- **Work to do**: Lay out every line of the rows below as a numbered list, leaving out any blank lines.

[Region and label listings]
:::
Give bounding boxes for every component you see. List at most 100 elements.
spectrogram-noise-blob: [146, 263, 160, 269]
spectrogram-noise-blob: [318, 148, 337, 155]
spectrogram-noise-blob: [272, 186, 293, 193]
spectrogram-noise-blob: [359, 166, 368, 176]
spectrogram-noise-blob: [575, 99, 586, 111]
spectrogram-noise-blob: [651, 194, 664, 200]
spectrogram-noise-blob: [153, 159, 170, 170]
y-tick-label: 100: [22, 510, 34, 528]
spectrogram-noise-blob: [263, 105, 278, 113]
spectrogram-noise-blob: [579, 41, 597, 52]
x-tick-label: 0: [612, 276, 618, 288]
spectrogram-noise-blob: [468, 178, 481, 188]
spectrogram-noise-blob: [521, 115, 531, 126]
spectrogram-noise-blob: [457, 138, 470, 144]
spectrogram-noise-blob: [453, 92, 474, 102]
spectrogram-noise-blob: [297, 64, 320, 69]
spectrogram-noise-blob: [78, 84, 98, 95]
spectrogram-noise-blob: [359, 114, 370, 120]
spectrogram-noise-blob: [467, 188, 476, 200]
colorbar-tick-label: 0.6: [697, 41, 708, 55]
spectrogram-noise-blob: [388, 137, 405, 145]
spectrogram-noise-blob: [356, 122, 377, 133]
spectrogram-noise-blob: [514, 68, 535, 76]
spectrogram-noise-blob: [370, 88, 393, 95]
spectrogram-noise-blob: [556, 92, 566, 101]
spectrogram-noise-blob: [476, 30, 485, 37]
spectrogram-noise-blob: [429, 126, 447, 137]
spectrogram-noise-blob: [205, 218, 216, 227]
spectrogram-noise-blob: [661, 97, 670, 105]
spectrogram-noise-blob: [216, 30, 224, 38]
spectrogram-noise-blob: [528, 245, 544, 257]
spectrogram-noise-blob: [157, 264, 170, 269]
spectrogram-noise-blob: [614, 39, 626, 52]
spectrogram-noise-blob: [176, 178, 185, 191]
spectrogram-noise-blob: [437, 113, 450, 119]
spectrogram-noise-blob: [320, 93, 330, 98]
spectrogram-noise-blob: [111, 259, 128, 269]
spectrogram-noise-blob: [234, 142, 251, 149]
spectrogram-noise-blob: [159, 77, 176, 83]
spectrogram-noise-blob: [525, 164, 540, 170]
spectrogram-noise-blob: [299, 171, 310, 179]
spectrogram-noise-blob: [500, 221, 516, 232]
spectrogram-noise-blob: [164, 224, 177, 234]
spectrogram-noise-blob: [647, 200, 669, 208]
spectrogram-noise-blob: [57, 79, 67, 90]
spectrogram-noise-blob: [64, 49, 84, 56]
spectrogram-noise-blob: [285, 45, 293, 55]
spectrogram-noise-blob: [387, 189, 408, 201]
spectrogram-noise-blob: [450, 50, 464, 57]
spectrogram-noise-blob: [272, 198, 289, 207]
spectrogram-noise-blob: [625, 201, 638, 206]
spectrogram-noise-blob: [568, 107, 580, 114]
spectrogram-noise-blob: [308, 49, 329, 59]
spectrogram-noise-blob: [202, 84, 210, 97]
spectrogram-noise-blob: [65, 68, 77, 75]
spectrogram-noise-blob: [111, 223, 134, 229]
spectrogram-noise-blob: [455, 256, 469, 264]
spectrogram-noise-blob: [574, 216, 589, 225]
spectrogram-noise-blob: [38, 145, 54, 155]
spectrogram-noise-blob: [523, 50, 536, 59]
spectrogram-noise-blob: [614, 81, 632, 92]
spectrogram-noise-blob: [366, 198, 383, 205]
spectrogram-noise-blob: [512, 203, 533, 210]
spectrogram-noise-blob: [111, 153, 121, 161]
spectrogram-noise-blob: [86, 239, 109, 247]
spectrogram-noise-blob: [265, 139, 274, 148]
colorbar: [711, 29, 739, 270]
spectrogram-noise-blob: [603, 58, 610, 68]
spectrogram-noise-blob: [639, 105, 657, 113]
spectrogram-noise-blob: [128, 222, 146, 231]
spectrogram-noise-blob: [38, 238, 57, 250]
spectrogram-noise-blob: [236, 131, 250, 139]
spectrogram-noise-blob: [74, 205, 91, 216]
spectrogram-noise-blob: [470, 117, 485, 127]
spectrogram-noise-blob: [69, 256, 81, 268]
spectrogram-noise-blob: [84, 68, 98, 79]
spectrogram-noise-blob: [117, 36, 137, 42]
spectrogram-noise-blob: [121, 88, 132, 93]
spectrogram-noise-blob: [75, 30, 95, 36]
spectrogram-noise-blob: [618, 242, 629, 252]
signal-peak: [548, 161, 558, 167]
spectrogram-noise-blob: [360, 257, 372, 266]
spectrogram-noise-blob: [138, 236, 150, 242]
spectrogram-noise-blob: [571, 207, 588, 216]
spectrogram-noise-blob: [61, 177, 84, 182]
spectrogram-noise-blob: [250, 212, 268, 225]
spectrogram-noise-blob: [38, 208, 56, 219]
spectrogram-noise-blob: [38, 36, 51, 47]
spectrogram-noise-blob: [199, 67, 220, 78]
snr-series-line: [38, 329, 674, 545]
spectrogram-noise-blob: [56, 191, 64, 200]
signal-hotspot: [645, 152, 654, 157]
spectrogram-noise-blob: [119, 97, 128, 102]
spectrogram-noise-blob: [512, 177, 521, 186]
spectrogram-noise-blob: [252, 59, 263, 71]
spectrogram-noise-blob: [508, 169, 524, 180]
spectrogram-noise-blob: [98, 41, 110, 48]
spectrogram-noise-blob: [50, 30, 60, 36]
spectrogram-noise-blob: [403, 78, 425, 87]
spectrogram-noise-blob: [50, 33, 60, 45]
:::
- **Complete output**:
1. Give bounding boxes for every component you see. List at most 100 elements.
2. spectrogram-noise-blob: [146, 263, 160, 269]
3. spectrogram-noise-blob: [318, 148, 337, 155]
4. spectrogram-noise-blob: [272, 186, 293, 193]
5. spectrogram-noise-blob: [359, 166, 368, 176]
6. spectrogram-noise-blob: [575, 99, 586, 111]
7. spectrogram-noise-blob: [651, 194, 664, 200]
8. spectrogram-noise-blob: [153, 159, 170, 170]
9. y-tick-label: 100: [22, 510, 34, 528]
10. spectrogram-noise-blob: [263, 105, 278, 113]
11. spectrogram-noise-blob: [579, 41, 597, 52]
12. x-tick-label: 0: [612, 276, 618, 288]
13. spectrogram-noise-blob: [468, 178, 481, 188]
14. spectrogram-noise-blob: [521, 115, 531, 126]
15. spectrogram-noise-blob: [457, 138, 470, 144]
16. spectrogram-noise-blob: [453, 92, 474, 102]
17. spectrogram-noise-blob: [297, 64, 320, 69]
18. spectrogram-noise-blob: [78, 84, 98, 95]
19. spectrogram-noise-blob: [359, 114, 370, 120]
20. spectrogram-noise-blob: [467, 188, 476, 200]
21. colorbar-tick-label: 0.6: [697, 41, 708, 55]
22. spectrogram-noise-blob: [388, 137, 405, 145]
23. spectrogram-noise-blob: [356, 122, 377, 133]
24. spectrogram-noise-blob: [514, 68, 535, 76]
25. spectrogram-noise-blob: [370, 88, 393, 95]
26. spectrogram-noise-blob: [556, 92, 566, 101]
27. spectrogram-noise-blob: [476, 30, 485, 37]
28. spectrogram-noise-blob: [429, 126, 447, 137]
29. spectrogram-noise-blob: [205, 218, 216, 227]
30. spectrogram-noise-blob: [661, 97, 670, 105]
31. spectrogram-noise-blob: [216, 30, 224, 38]
32. spectrogram-noise-blob: [528, 245, 544, 257]
33. spectrogram-noise-blob: [157, 264, 170, 269]
34. spectrogram-noise-blob: [614, 39, 626, 52]
35. spectrogram-noise-blob: [176, 178, 185, 191]
36. spectrogram-noise-blob: [437, 113, 450, 119]
37. spectrogram-noise-blob: [320, 93, 330, 98]
38. spectrogram-noise-blob: [111, 259, 128, 269]
39. spectrogram-noise-blob: [234, 142, 251, 149]
40. spectrogram-noise-blob: [159, 77, 176, 83]
41. spectrogram-noise-blob: [525, 164, 540, 170]
42. spectrogram-noise-blob: [299, 171, 310, 179]
43. spectrogram-noise-blob: [500, 221, 516, 232]
44. spectrogram-noise-blob: [164, 224, 177, 234]
45. spectrogram-noise-blob: [647, 200, 669, 208]
46. spectrogram-noise-blob: [57, 79, 67, 90]
47. spectrogram-noise-blob: [64, 49, 84, 56]
48. spectrogram-noise-blob: [285, 45, 293, 55]
49. spectrogram-noise-blob: [387, 189, 408, 201]
50. spectrogram-noise-blob: [450, 50, 464, 57]
51. spectrogram-noise-blob: [272, 198, 289, 207]
52. spectrogram-noise-blob: [625, 201, 638, 206]
53. spectrogram-noise-blob: [568, 107, 580, 114]
54. spectrogram-noise-blob: [308, 49, 329, 59]
55. spectrogram-noise-blob: [202, 84, 210, 97]
56. spectrogram-noise-blob: [65, 68, 77, 75]
57. spectrogram-noise-blob: [111, 223, 134, 229]
58. spectrogram-noise-blob: [455, 256, 469, 264]
59. spectrogram-noise-blob: [574, 216, 589, 225]
60. spectrogram-noise-blob: [38, 145, 54, 155]
61. spectrogram-noise-blob: [523, 50, 536, 59]
62. spectrogram-noise-blob: [614, 81, 632, 92]
63. spectrogram-noise-blob: [366, 198, 383, 205]
64. spectrogram-noise-blob: [512, 203, 533, 210]
65. spectrogram-noise-blob: [111, 153, 121, 161]
66. spectrogram-noise-blob: [86, 239, 109, 247]
67. spectrogram-noise-blob: [265, 139, 274, 148]
68. colorbar: [711, 29, 739, 270]
69. spectrogram-noise-blob: [603, 58, 610, 68]
70. spectrogram-noise-blob: [639, 105, 657, 113]
71. spectrogram-noise-blob: [128, 222, 146, 231]
72. spectrogram-noise-blob: [38, 238, 57, 250]
73. spectrogram-noise-blob: [236, 131, 250, 139]
74. spectrogram-noise-blob: [74, 205, 91, 216]
75. spectrogram-noise-blob: [470, 117, 485, 127]
76. spectrogram-noise-blob: [69, 256, 81, 268]
77. spectrogram-noise-blob: [84, 68, 98, 79]
78. spectrogram-noise-blob: [117, 36, 137, 42]
79. spectrogram-noise-blob: [121, 88, 132, 93]
80. spectrogram-noise-blob: [75, 30, 95, 36]
81. spectrogram-noise-blob: [618, 242, 629, 252]
82. signal-peak: [548, 161, 558, 167]
83. spectrogram-noise-blob: [360, 257, 372, 266]
84. spectrogram-noise-blob: [138, 236, 150, 242]
85. spectrogram-noise-blob: [571, 207, 588, 216]
86. spectrogram-noise-blob: [61, 177, 84, 182]
87. spectrogram-noise-blob: [250, 212, 268, 225]
88. spectrogram-noise-blob: [38, 208, 56, 219]
89. spectrogram-noise-blob: [38, 36, 51, 47]
90. spectrogram-noise-blob: [199, 67, 220, 78]
91. snr-series-line: [38, 329, 674, 545]
92. spectrogram-noise-blob: [56, 191, 64, 200]
93. signal-hotspot: [645, 152, 654, 157]
94. spectrogram-noise-blob: [119, 97, 128, 102]
95. spectrogram-noise-blob: [512, 177, 521, 186]
96. spectrogram-noise-blob: [252, 59, 263, 71]
97. spectrogram-noise-blob: [508, 169, 524, 180]
98. spectrogram-noise-blob: [98, 41, 110, 48]
99. spectrogram-noise-blob: [50, 30, 60, 36]
100. spectrogram-noise-blob: [403, 78, 425, 87]
101. spectrogram-noise-blob: [50, 33, 60, 45]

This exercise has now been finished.